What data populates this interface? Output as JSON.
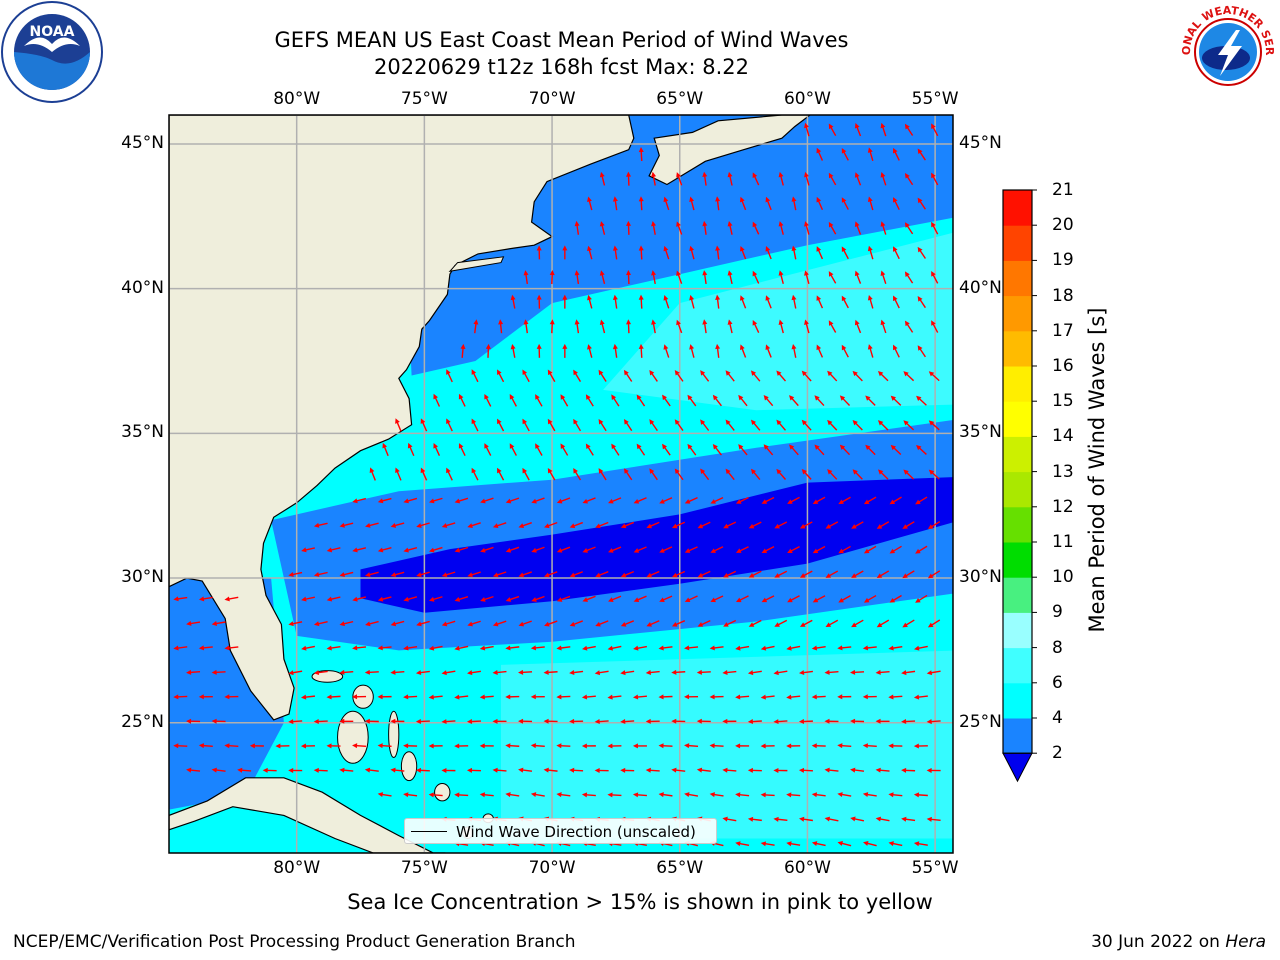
{
  "title": {
    "line1": "GEFS MEAN US East Coast Mean Period of Wind Waves",
    "line2": "20220629 t12z 168h fcst   Max: 8.22"
  },
  "logos": {
    "noaa": {
      "text": "NOAA",
      "icon": "noaa-seagull-logo"
    },
    "nws": {
      "text": "NATIONAL WEATHER SERVICE",
      "icon": "nws-lightning-cloud-logo"
    }
  },
  "map": {
    "lon_labels": [
      "80°W",
      "75°W",
      "70°W",
      "65°W",
      "60°W",
      "55°W"
    ],
    "lon_values": [
      -80,
      -75,
      -70,
      -65,
      -60,
      -55
    ],
    "lat_labels": [
      "45°N",
      "40°N",
      "35°N",
      "30°N",
      "25°N"
    ],
    "lat_values": [
      45,
      40,
      35,
      30,
      25
    ],
    "extent": {
      "lon_min": -85,
      "lon_max": -54.3,
      "lat_min": 20.5,
      "lat_max": 46
    },
    "colors": {
      "land": "#efeedc",
      "ocean_2_4": "#1a84ff",
      "ocean_4_6": "#00ffff",
      "ocean_6_8": "#4cfaff",
      "ocean_lt2": "#0000f0",
      "arrow": "#ff0000",
      "grid": "#b0b0b0"
    }
  },
  "legend": {
    "label": "Wind Wave Direction (unscaled)"
  },
  "colorbar": {
    "title": "Mean Period of Wind Waves [s]",
    "ticks": [
      "21",
      "20",
      "19",
      "18",
      "17",
      "16",
      "15",
      "14",
      "13",
      "12",
      "11",
      "10",
      "9",
      "8",
      "6",
      "4",
      "2"
    ],
    "colors": [
      "#0000ee",
      "#1a84ff",
      "#00ffff",
      "#40ffff",
      "#99ffff",
      "#48f080",
      "#00dd00",
      "#66e000",
      "#aae800",
      "#ccf000",
      "#ffff00",
      "#ffee00",
      "#ffbb00",
      "#ff9900",
      "#ff7700",
      "#ff4400",
      "#ff1100",
      "#ff0000"
    ]
  },
  "caption": "Sea Ice Concentration > 15% is shown in pink to yellow",
  "footer": {
    "left": "NCEP/EMC/Verification Post Processing Product Generation Branch",
    "right_prefix": "30 Jun 2022 on ",
    "right_host": "Hera"
  }
}
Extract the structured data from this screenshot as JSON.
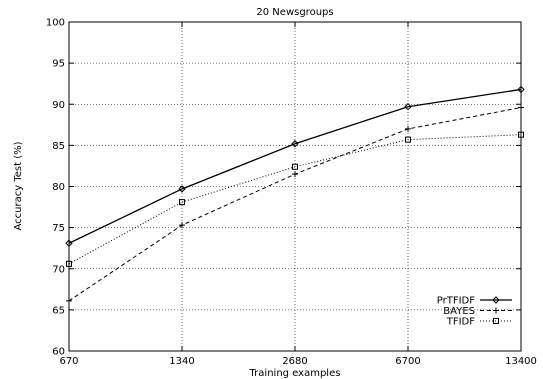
{
  "chart_data": {
    "type": "line",
    "title": "20 Newsgroups",
    "xlabel": "Training examples",
    "ylabel": "Accuracy Test (%)",
    "categories": [
      "670",
      "1340",
      "2680",
      "6700",
      "13400"
    ],
    "ylim": [
      60,
      100
    ],
    "yticks": [
      "60",
      "65",
      "70",
      "75",
      "80",
      "85",
      "90",
      "95",
      "100"
    ],
    "grid": true,
    "legend_position": "bottom-right",
    "series": [
      {
        "name": "PrTFIDF",
        "values": [
          73.1,
          79.7,
          85.2,
          89.7,
          91.8
        ],
        "marker": "diamond",
        "dash": "solid"
      },
      {
        "name": "BAYES",
        "values": [
          66.1,
          75.3,
          81.5,
          87.0,
          89.6
        ],
        "marker": "plus",
        "dash": "dashed"
      },
      {
        "name": "TFIDF",
        "values": [
          70.6,
          78.1,
          82.4,
          85.7,
          86.3
        ],
        "marker": "square",
        "dash": "dotted"
      }
    ]
  }
}
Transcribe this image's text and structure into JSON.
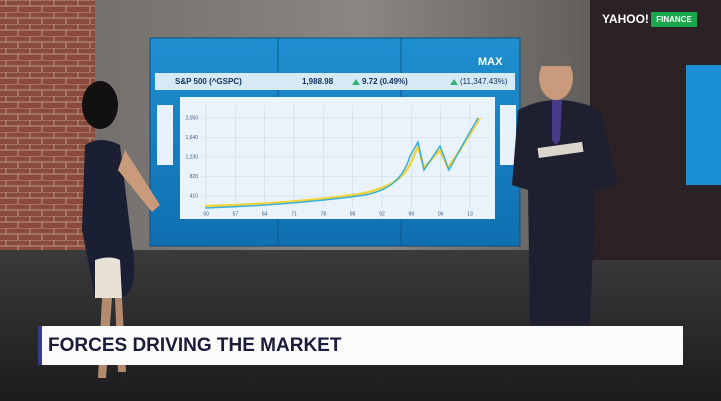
{
  "logo": {
    "brand": "YAHOO!",
    "section": "FINANCE"
  },
  "screen": {
    "range": "MAX",
    "ticker": "S&P 500 (^GSPC)",
    "price": "1,988.98",
    "change": "9.72 (0.49%)",
    "total_change": "(11,347.43%)",
    "y_labels": [
      "2,050",
      "1,640",
      "1,230",
      "820",
      "410"
    ],
    "x_labels": [
      "50",
      "57",
      "64",
      "71",
      "78",
      "85",
      "92",
      "99",
      "06",
      "13"
    ]
  },
  "lower_third": {
    "headline": "FORCES DRIVING THE MARKET"
  }
}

════════════════════

### [Set problem]
Reproduce the data verbatim. Do not carry any picture into the copy.

### [Answer below]
What data populates this interface? Output as JSON.
{
  "title": {
    "line1": "GEFS MEAN US East Coast Mean Period of Wind Waves",
    "line2": "20220629 t12z 168h fcst   Max: 8.22"
  },
  "logos": {
    "noaa": {
      "text": "NOAA",
      "icon": "noaa-seagull-logo"
    },
    "nws": {
      "text": "NATIONAL WEATHER SERVICE",
      "icon": "nws-lightning-cloud-logo"
    }
  },
  "map": {
    "lon_labels": [
      "80°W",
      "75°W",
      "70°W",
      "65°W",
      "60°W",
      "55°W"
    ],
    "lon_values": [
      -80,
      -75,
      -70,
      -65,
      -60,
      -55
    ],
    "lat_labels": [
      "45°N",
      "40°N",
      "35°N",
      "30°N",
      "25°N"
    ],
    "lat_values": [
      45,
      40,
      35,
      30,
      25
    ],
    "extent": {
      "lon_min": -85,
      "lon_max": -54.3,
      "lat_min": 20.5,
      "lat_max": 46
    },
    "colors": {
      "land": "#efeedc",
      "ocean_2_4": "#1a84ff",
      "ocean_4_6": "#00ffff",
      "ocean_6_8": "#4cfaff",
      "ocean_lt2": "#0000f0",
      "arrow": "#ff0000",
      "grid": "#b0b0b0"
    }
  },
  "legend": {
    "label": "Wind Wave Direction (unscaled)"
  },
  "colorbar": {
    "title": "Mean Period of Wind Waves [s]",
    "ticks": [
      "21",
      "20",
      "19",
      "18",
      "17",
      "16",
      "15",
      "14",
      "13",
      "12",
      "11",
      "10",
      "9",
      "8",
      "6",
      "4",
      "2"
    ],
    "colors": [
      "#0000ee",
      "#1a84ff",
      "#00ffff",
      "#40ffff",
      "#99ffff",
      "#48f080",
      "#00dd00",
      "#66e000",
      "#aae800",
      "#ccf000",
      "#ffff00",
      "#ffee00",
      "#ffbb00",
      "#ff9900",
      "#ff7700",
      "#ff4400",
      "#ff1100",
      "#ff0000"
    ]
  },
  "caption": "Sea Ice Concentration > 15% is shown in pink to yellow",
  "footer": {
    "left": "NCEP/EMC/Verification Post Processing Product Generation Branch",
    "right_prefix": "30 Jun 2022 on ",
    "right_host": "Hera"
  }
}
Extract the structured data from this screenshot as JSON.
{
  "chart_data": {
    "type": "line",
    "title": "20 Newsgroups",
    "xlabel": "Training examples",
    "ylabel": "Accuracy Test (%)",
    "categories": [
      "670",
      "1340",
      "2680",
      "6700",
      "13400"
    ],
    "ylim": [
      60,
      100
    ],
    "yticks": [
      "60",
      "65",
      "70",
      "75",
      "80",
      "85",
      "90",
      "95",
      "100"
    ],
    "grid": true,
    "legend_position": "bottom-right",
    "series": [
      {
        "name": "PrTFIDF",
        "values": [
          73.1,
          79.7,
          85.2,
          89.7,
          91.8
        ],
        "marker": "diamond",
        "dash": "solid"
      },
      {
        "name": "BAYES",
        "values": [
          66.1,
          75.3,
          81.5,
          87.0,
          89.6
        ],
        "marker": "plus",
        "dash": "dashed"
      },
      {
        "name": "TFIDF",
        "values": [
          70.6,
          78.1,
          82.4,
          85.7,
          86.3
        ],
        "marker": "square",
        "dash": "dotted"
      }
    ]
  }
}
Transcribe this image's text and structure into JSON.
{
  "logo": {
    "brand": "YAHOO!",
    "section": "FINANCE"
  },
  "screen": {
    "range": "MAX",
    "ticker": "S&P 500 (^GSPC)",
    "price": "1,988.98",
    "change": "9.72 (0.49%)",
    "total_change": "(11,347.43%)",
    "y_labels": [
      "2,050",
      "1,640",
      "1,230",
      "820",
      "410"
    ],
    "x_labels": [
      "50",
      "57",
      "64",
      "71",
      "78",
      "85",
      "92",
      "99",
      "06",
      "13"
    ]
  },
  "lower_third": {
    "headline": "FORCES DRIVING THE MARKET"
  }
}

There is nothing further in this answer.